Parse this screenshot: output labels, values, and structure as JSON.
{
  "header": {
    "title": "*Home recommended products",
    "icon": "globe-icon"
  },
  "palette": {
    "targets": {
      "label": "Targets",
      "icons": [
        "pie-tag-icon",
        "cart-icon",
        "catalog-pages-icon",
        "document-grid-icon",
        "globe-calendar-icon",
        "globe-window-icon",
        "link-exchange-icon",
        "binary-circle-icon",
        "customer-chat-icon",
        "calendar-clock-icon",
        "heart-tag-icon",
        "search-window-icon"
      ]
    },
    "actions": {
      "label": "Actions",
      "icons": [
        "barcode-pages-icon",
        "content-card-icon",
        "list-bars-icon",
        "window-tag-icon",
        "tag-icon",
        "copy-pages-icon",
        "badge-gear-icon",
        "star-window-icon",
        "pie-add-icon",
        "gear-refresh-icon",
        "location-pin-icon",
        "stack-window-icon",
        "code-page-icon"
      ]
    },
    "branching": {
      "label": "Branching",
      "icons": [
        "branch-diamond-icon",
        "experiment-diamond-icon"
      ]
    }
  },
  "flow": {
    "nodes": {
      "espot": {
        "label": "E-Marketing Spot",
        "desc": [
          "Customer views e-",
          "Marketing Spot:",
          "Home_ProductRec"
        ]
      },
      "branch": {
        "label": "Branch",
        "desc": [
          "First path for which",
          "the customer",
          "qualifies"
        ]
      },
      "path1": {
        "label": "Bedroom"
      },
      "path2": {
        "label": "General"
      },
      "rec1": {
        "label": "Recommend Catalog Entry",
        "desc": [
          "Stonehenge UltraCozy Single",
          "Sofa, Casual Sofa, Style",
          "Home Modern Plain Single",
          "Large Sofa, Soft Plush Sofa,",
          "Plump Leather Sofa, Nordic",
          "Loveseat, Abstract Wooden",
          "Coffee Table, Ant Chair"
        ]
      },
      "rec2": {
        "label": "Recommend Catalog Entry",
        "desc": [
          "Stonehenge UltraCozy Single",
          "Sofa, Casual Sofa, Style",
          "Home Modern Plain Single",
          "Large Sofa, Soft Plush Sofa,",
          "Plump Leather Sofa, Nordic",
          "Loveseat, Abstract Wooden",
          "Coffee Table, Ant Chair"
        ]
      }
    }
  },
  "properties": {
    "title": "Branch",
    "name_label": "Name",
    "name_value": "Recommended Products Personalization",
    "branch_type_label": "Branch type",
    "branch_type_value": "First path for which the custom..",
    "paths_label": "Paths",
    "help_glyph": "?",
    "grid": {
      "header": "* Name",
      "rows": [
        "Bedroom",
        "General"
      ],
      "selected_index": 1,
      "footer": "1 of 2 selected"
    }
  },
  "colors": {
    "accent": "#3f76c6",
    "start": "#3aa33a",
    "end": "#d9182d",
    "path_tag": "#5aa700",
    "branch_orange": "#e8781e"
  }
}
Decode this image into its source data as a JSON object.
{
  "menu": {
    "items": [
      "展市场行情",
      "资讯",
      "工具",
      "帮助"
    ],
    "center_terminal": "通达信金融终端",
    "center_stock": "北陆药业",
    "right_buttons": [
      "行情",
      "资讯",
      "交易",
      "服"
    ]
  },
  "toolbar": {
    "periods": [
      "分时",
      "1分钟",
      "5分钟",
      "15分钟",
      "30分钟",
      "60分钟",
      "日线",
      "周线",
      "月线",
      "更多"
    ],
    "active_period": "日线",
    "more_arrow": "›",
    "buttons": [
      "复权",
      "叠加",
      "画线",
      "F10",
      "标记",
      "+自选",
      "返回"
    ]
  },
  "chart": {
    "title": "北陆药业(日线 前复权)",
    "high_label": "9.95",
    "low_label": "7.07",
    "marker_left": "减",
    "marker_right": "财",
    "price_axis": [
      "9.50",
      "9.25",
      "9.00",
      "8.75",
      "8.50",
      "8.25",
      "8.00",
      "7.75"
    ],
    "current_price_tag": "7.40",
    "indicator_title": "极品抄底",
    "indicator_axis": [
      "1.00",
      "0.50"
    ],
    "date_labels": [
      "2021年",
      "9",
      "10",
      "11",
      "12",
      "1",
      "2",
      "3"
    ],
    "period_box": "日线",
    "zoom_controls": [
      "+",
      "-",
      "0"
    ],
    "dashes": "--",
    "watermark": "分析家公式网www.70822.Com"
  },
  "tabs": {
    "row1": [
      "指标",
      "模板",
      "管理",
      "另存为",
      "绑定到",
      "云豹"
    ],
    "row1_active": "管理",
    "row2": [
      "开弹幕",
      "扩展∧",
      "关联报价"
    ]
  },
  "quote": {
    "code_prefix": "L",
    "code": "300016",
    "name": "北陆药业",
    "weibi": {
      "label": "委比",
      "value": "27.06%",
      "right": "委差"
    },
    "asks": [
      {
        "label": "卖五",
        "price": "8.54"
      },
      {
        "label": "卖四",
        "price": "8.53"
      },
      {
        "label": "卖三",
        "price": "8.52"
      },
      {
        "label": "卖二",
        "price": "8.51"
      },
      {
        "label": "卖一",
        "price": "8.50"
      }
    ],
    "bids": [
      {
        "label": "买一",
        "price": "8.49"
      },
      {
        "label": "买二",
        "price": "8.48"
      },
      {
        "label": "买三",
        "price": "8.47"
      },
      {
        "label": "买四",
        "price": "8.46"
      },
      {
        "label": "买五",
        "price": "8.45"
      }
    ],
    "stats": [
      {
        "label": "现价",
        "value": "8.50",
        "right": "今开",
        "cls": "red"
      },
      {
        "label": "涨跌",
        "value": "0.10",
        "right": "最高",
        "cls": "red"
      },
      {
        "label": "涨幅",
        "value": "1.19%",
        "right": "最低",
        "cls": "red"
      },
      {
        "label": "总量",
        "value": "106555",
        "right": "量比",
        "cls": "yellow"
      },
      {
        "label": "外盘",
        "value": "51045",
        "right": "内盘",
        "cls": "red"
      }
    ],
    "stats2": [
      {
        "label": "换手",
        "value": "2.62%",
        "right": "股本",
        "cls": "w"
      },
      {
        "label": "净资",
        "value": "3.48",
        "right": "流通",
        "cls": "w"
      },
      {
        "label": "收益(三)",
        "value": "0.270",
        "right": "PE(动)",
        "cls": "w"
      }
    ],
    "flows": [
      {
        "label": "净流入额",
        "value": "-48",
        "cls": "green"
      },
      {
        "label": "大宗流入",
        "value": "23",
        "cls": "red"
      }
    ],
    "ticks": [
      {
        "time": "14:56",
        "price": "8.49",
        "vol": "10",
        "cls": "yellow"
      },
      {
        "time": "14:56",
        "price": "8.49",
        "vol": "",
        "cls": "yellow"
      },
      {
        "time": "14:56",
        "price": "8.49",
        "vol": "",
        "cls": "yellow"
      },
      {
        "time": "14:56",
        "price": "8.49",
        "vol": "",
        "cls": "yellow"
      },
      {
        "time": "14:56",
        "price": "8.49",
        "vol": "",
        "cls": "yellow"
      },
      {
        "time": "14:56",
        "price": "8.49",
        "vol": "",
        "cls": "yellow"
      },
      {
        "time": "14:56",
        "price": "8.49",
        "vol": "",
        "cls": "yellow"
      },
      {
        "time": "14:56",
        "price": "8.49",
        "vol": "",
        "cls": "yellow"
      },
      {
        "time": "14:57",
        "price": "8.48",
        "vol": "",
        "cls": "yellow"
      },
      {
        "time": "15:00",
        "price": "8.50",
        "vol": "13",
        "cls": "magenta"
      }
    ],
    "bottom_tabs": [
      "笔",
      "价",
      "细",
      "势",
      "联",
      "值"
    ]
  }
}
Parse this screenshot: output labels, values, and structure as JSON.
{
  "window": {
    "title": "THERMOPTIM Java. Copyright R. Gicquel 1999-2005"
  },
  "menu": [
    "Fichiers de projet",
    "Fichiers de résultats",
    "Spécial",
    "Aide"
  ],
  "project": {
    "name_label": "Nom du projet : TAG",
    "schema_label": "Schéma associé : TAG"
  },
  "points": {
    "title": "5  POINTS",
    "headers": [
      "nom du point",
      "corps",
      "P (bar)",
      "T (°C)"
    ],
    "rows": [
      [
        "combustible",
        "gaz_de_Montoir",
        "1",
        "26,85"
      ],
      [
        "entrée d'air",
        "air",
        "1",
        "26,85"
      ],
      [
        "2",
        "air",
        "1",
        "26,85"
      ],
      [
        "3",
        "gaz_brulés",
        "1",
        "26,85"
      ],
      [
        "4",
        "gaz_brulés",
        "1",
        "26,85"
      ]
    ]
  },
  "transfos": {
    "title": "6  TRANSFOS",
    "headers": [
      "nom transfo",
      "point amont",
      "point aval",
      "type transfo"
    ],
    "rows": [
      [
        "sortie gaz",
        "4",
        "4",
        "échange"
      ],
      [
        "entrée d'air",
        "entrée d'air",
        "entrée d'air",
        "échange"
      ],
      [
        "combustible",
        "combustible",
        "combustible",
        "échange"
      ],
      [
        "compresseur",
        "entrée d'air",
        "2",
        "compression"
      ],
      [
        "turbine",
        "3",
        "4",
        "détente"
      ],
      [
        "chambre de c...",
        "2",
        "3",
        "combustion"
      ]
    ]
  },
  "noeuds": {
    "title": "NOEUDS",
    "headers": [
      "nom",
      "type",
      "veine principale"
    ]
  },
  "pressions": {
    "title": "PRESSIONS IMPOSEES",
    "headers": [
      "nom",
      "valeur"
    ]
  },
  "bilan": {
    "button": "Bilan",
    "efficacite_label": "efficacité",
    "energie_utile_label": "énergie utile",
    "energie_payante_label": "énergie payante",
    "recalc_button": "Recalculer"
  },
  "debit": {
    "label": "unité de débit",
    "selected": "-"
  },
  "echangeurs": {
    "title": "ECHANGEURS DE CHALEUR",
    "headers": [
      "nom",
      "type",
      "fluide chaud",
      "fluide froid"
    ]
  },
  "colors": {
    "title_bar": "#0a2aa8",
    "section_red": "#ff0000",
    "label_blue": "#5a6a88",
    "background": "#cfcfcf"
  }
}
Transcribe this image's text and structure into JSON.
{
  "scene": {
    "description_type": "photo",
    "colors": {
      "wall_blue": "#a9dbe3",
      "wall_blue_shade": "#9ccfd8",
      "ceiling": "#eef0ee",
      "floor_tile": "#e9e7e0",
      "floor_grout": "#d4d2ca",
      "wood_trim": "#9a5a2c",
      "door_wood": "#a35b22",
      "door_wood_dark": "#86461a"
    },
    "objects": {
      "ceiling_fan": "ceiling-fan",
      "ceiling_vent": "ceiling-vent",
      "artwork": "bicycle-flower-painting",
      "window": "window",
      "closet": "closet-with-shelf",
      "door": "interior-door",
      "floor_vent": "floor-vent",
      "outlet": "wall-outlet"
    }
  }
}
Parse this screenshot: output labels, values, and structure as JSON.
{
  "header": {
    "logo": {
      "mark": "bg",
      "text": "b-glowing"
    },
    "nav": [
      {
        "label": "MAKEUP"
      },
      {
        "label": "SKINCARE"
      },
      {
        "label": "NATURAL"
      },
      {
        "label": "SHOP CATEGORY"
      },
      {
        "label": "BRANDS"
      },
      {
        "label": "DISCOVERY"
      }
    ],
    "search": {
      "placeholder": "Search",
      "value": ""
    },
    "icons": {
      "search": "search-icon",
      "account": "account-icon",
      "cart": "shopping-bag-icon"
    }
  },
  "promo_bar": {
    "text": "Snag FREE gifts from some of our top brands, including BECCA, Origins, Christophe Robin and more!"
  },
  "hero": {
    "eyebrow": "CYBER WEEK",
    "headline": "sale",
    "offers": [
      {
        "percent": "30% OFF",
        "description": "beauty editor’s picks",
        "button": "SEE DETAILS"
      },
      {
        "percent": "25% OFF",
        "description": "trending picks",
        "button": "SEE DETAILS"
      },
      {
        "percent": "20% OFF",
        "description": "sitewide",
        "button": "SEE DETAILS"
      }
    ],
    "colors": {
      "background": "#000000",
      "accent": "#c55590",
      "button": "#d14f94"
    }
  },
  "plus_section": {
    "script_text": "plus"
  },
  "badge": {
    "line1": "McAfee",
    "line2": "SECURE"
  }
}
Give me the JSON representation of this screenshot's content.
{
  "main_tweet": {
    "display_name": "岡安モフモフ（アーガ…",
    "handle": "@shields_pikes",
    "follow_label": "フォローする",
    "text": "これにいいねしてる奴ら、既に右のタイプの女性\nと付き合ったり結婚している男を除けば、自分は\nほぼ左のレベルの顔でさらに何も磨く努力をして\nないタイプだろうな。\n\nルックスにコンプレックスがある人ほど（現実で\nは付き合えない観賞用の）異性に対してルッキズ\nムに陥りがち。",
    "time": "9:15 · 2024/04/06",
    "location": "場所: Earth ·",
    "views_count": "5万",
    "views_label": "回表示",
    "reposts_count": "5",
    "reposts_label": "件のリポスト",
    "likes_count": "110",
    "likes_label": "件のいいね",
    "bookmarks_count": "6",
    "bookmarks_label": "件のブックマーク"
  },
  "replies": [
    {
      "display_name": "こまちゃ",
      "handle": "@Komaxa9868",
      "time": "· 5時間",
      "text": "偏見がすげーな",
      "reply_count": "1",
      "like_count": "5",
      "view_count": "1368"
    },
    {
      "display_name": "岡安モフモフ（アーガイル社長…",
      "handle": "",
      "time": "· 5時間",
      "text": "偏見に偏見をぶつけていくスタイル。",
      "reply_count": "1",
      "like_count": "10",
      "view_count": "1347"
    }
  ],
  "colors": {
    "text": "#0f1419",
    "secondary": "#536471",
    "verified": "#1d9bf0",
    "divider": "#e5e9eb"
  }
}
----------------------------------------
- _GIVEN REQUEST_
Pick out each line in the material containing "ceiling".

- _SOLUTION TO THE PROBLEM_
      "ceiling": "#eef0ee",
      "ceiling_fan": "ceiling-fan",
      "ceiling_vent": "ceiling-vent",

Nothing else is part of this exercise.